**EXTRACTED ENTRIES**
++++++

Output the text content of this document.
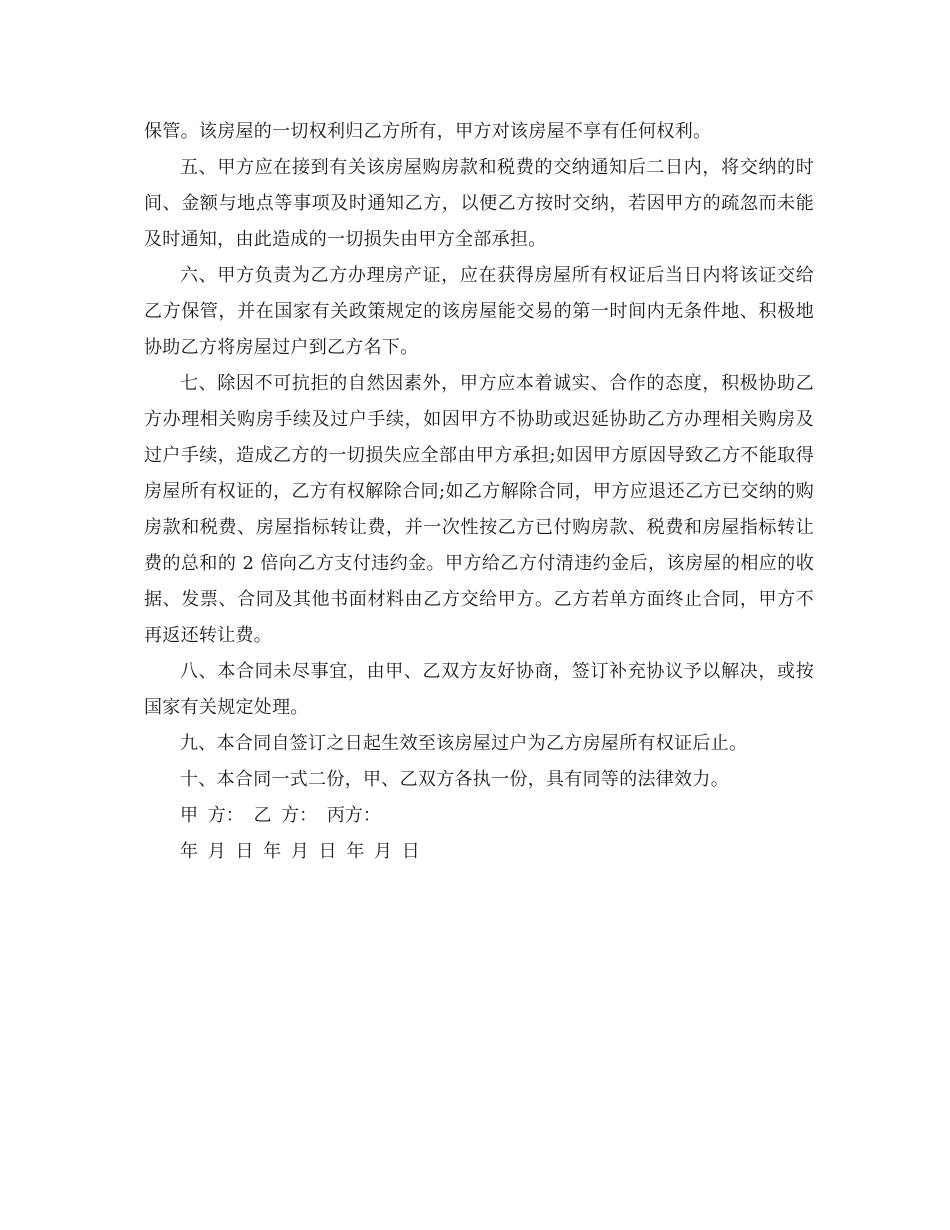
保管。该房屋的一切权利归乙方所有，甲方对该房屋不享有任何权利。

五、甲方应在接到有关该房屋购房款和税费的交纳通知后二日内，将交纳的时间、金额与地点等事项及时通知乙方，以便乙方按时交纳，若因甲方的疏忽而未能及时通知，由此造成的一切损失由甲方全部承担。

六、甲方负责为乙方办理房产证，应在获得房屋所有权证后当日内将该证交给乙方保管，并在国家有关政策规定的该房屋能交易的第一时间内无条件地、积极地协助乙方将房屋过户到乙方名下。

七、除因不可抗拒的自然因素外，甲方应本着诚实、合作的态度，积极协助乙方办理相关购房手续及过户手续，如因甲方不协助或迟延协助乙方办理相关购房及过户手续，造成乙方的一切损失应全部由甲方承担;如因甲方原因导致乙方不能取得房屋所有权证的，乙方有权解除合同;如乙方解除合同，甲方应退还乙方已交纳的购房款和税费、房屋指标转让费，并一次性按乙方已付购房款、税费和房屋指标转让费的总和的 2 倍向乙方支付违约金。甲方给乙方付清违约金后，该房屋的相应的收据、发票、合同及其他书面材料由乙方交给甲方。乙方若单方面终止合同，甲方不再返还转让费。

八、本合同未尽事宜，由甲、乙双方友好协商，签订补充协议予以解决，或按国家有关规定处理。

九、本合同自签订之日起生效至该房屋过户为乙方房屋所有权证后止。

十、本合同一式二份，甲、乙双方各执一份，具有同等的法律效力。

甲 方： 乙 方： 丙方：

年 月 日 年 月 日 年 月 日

++++++

**CHALLENGE**
Your task is to copy the entries in full and exactly, without any images.

**EXERCISE RESULT**
Output the text content of this document.
保管。该房屋的一切权利归乙方所有，甲方对该房屋不享有任何权利。

五、甲方应在接到有关该房屋购房款和税费的交纳通知后二日内，将交纳的时间、金额与地点等事项及时通知乙方，以便乙方按时交纳，若因甲方的疏忽而未能及时通知，由此造成的一切损失由甲方全部承担。

六、甲方负责为乙方办理房产证，应在获得房屋所有权证后当日内将该证交给乙方保管，并在国家有关政策规定的该房屋能交易的第一时间内无条件地、积极地协助乙方将房屋过户到乙方名下。

七、除因不可抗拒的自然因素外，甲方应本着诚实、合作的态度，积极协助乙方办理相关购房手续及过户手续，如因甲方不协助或迟延协助乙方办理相关购房及过户手续，造成乙方的一切损失应全部由甲方承担;如因甲方原因导致乙方不能取得房屋所有权证的，乙方有权解除合同;如乙方解除合同，甲方应退还乙方已交纳的购房款和税费、房屋指标转让费，并一次性按乙方已付购房款、税费和房屋指标转让费的总和的 2 倍向乙方支付违约金。甲方给乙方付清违约金后，该房屋的相应的收据、发票、合同及其他书面材料由乙方交给甲方。乙方若单方面终止合同，甲方不再返还转让费。

八、本合同未尽事宜，由甲、乙双方友好协商，签订补充协议予以解决，或按国家有关规定处理。

九、本合同自签订之日起生效至该房屋过户为乙方房屋所有权证后止。

十、本合同一式二份，甲、乙双方各执一份，具有同等的法律效力。

甲 方： 乙 方： 丙方：

年 月 日 年 月 日 年 月 日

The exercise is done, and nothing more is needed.